• WRITTEN PROBLEM:
Reproduce the material word for word; the images stay out.

═════ SUPPLIED RECORDS ═════

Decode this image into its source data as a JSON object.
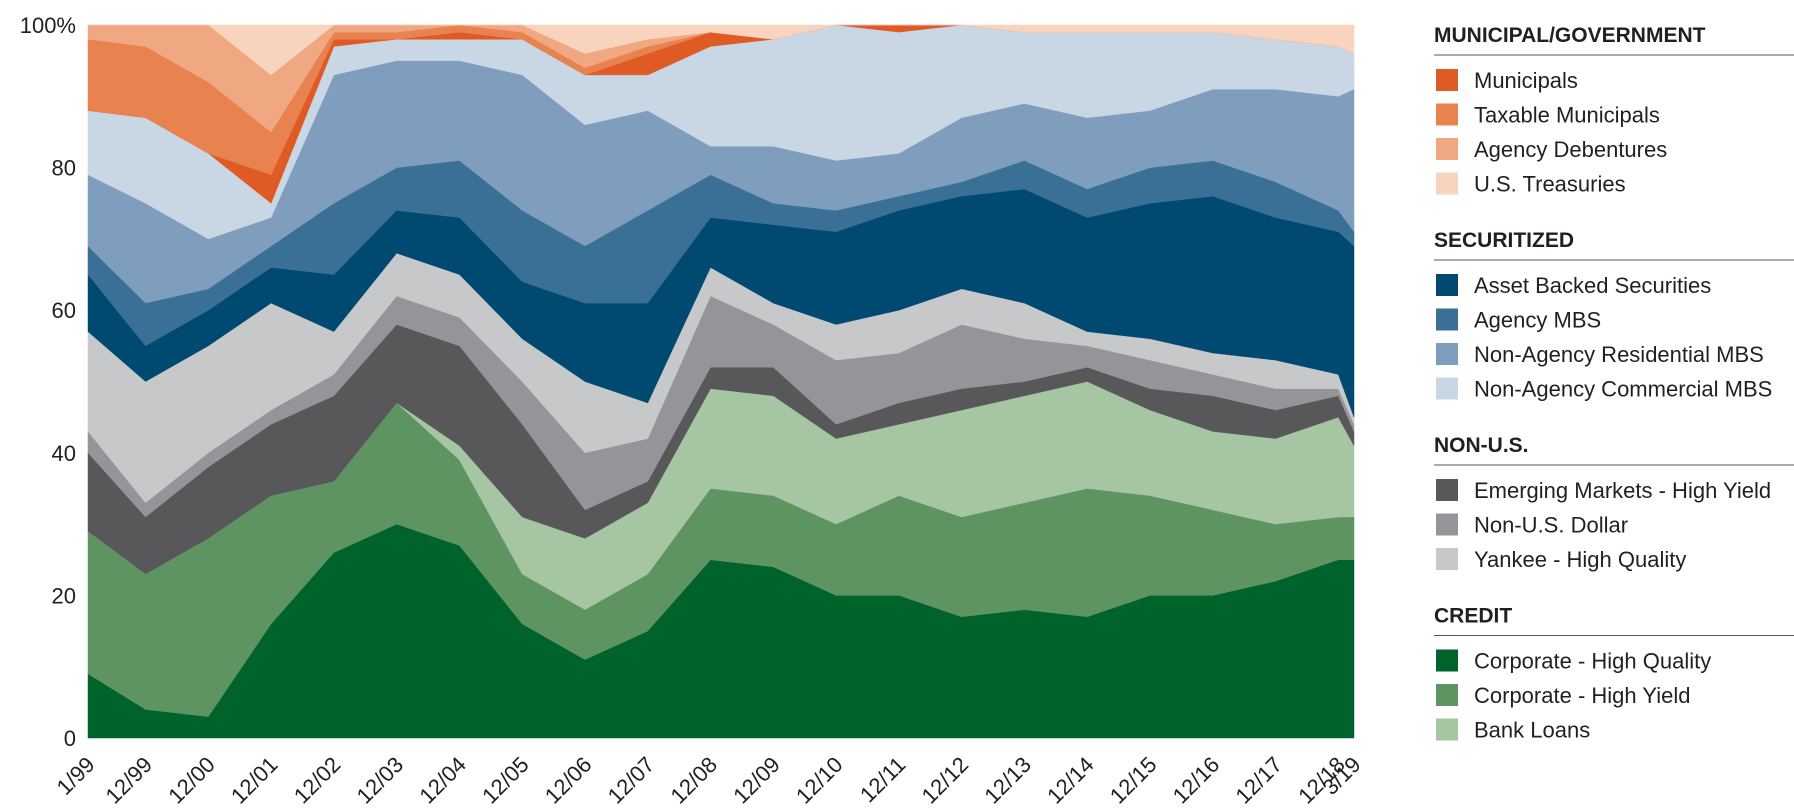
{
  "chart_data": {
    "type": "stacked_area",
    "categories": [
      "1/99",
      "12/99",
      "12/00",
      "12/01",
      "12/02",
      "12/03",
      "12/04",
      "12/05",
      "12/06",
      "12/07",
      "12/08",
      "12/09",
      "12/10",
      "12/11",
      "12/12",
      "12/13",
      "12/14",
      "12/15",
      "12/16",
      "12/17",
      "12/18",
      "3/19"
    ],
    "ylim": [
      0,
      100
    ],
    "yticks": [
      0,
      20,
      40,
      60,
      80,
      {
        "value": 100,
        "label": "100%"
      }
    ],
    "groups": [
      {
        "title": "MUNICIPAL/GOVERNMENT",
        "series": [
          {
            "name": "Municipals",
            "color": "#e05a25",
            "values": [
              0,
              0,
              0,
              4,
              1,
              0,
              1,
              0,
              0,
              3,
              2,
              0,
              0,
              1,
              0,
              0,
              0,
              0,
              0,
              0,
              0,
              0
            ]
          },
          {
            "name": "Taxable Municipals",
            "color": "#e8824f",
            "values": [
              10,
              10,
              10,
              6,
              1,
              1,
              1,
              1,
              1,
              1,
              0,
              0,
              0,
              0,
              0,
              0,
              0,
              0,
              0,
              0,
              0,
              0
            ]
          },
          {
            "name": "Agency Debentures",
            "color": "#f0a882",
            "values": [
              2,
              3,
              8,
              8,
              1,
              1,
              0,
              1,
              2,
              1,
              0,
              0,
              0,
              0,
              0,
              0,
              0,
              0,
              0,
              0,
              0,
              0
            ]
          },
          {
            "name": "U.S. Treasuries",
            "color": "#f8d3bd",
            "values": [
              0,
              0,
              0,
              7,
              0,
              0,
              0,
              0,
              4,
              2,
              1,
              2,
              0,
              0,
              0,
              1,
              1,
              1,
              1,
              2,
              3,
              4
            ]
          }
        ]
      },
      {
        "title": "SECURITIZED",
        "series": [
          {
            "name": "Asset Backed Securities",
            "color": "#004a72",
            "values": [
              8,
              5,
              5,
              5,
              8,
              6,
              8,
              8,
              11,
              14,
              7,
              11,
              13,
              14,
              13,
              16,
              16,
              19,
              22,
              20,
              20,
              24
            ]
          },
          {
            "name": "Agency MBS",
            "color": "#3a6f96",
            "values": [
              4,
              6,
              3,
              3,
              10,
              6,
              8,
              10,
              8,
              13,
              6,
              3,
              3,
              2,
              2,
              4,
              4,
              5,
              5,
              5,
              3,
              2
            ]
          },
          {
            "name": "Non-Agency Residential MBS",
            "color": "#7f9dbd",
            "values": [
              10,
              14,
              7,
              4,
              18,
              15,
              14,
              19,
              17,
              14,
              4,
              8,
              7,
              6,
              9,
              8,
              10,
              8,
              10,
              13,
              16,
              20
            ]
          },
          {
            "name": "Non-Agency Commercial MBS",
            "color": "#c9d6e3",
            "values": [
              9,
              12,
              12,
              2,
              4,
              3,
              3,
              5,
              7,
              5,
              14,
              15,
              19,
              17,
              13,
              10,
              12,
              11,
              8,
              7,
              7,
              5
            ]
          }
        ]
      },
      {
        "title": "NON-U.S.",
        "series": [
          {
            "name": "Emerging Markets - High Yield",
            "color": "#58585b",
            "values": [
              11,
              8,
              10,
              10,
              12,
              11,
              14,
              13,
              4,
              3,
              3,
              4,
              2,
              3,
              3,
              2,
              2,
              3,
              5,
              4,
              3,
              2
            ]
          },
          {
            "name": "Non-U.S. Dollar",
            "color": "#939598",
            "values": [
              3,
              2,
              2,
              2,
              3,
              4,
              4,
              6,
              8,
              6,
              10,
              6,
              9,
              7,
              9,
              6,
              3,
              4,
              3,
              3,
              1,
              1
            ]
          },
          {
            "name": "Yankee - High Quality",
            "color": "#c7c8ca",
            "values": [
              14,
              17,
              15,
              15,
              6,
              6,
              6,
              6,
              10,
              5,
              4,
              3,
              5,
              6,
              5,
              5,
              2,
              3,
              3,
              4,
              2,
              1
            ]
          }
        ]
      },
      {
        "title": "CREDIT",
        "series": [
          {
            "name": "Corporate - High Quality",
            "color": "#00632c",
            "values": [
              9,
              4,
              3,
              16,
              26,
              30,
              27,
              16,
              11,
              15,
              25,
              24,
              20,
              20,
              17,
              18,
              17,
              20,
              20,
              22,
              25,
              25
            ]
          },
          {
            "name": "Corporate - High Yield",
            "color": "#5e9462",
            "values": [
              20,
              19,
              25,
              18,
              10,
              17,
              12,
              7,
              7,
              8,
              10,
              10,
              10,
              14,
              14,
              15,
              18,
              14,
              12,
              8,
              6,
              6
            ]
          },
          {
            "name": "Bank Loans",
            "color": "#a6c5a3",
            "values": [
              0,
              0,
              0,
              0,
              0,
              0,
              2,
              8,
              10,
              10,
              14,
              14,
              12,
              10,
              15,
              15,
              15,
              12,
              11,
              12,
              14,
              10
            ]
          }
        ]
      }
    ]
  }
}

═════

• EXERCISE ANSWER:
Decode this image into its source data as a JSON object.
{
  "chart_data": {
    "type": "stacked_area",
    "categories": [
      "1/99",
      "12/99",
      "12/00",
      "12/01",
      "12/02",
      "12/03",
      "12/04",
      "12/05",
      "12/06",
      "12/07",
      "12/08",
      "12/09",
      "12/10",
      "12/11",
      "12/12",
      "12/13",
      "12/14",
      "12/15",
      "12/16",
      "12/17",
      "12/18",
      "3/19"
    ],
    "ylim": [
      0,
      100
    ],
    "yticks": [
      0,
      20,
      40,
      60,
      80,
      {
        "value": 100,
        "label": "100%"
      }
    ],
    "groups": [
      {
        "title": "MUNICIPAL/GOVERNMENT",
        "series": [
          {
            "name": "Municipals",
            "color": "#e05a25",
            "values": [
              0,
              0,
              0,
              4,
              1,
              0,
              1,
              0,
              0,
              3,
              2,
              0,
              0,
              1,
              0,
              0,
              0,
              0,
              0,
              0,
              0,
              0
            ]
          },
          {
            "name": "Taxable Municipals",
            "color": "#e8824f",
            "values": [
              10,
              10,
              10,
              6,
              1,
              1,
              1,
              1,
              1,
              1,
              0,
              0,
              0,
              0,
              0,
              0,
              0,
              0,
              0,
              0,
              0,
              0
            ]
          },
          {
            "name": "Agency Debentures",
            "color": "#f0a882",
            "values": [
              2,
              3,
              8,
              8,
              1,
              1,
              0,
              1,
              2,
              1,
              0,
              0,
              0,
              0,
              0,
              0,
              0,
              0,
              0,
              0,
              0,
              0
            ]
          },
          {
            "name": "U.S. Treasuries",
            "color": "#f8d3bd",
            "values": [
              0,
              0,
              0,
              7,
              0,
              0,
              0,
              0,
              4,
              2,
              1,
              2,
              0,
              0,
              0,
              1,
              1,
              1,
              1,
              2,
              3,
              4
            ]
          }
        ]
      },
      {
        "title": "SECURITIZED",
        "series": [
          {
            "name": "Asset Backed Securities",
            "color": "#004a72",
            "values": [
              8,
              5,
              5,
              5,
              8,
              6,
              8,
              8,
              11,
              14,
              7,
              11,
              13,
              14,
              13,
              16,
              16,
              19,
              22,
              20,
              20,
              24
            ]
          },
          {
            "name": "Agency MBS",
            "color": "#3a6f96",
            "values": [
              4,
              6,
              3,
              3,
              10,
              6,
              8,
              10,
              8,
              13,
              6,
              3,
              3,
              2,
              2,
              4,
              4,
              5,
              5,
              5,
              3,
              2
            ]
          },
          {
            "name": "Non-Agency Residential MBS",
            "color": "#7f9dbd",
            "values": [
              10,
              14,
              7,
              4,
              18,
              15,
              14,
              19,
              17,
              14,
              4,
              8,
              7,
              6,
              9,
              8,
              10,
              8,
              10,
              13,
              16,
              20
            ]
          },
          {
            "name": "Non-Agency Commercial MBS",
            "color": "#c9d6e3",
            "values": [
              9,
              12,
              12,
              2,
              4,
              3,
              3,
              5,
              7,
              5,
              14,
              15,
              19,
              17,
              13,
              10,
              12,
              11,
              8,
              7,
              7,
              5
            ]
          }
        ]
      },
      {
        "title": "NON-U.S.",
        "series": [
          {
            "name": "Emerging Markets - High Yield",
            "color": "#58585b",
            "values": [
              11,
              8,
              10,
              10,
              12,
              11,
              14,
              13,
              4,
              3,
              3,
              4,
              2,
              3,
              3,
              2,
              2,
              3,
              5,
              4,
              3,
              2
            ]
          },
          {
            "name": "Non-U.S. Dollar",
            "color": "#939598",
            "values": [
              3,
              2,
              2,
              2,
              3,
              4,
              4,
              6,
              8,
              6,
              10,
              6,
              9,
              7,
              9,
              6,
              3,
              4,
              3,
              3,
              1,
              1
            ]
          },
          {
            "name": "Yankee - High Quality",
            "color": "#c7c8ca",
            "values": [
              14,
              17,
              15,
              15,
              6,
              6,
              6,
              6,
              10,
              5,
              4,
              3,
              5,
              6,
              5,
              5,
              2,
              3,
              3,
              4,
              2,
              1
            ]
          }
        ]
      },
      {
        "title": "CREDIT",
        "series": [
          {
            "name": "Corporate - High Quality",
            "color": "#00632c",
            "values": [
              9,
              4,
              3,
              16,
              26,
              30,
              27,
              16,
              11,
              15,
              25,
              24,
              20,
              20,
              17,
              18,
              17,
              20,
              20,
              22,
              25,
              25
            ]
          },
          {
            "name": "Corporate - High Yield",
            "color": "#5e9462",
            "values": [
              20,
              19,
              25,
              18,
              10,
              17,
              12,
              7,
              7,
              8,
              10,
              10,
              10,
              14,
              14,
              15,
              18,
              14,
              12,
              8,
              6,
              6
            ]
          },
          {
            "name": "Bank Loans",
            "color": "#a6c5a3",
            "values": [
              0,
              0,
              0,
              0,
              0,
              0,
              2,
              8,
              10,
              10,
              14,
              14,
              12,
              10,
              15,
              15,
              15,
              12,
              11,
              12,
              14,
              10
            ]
          }
        ]
      }
    ]
  }
}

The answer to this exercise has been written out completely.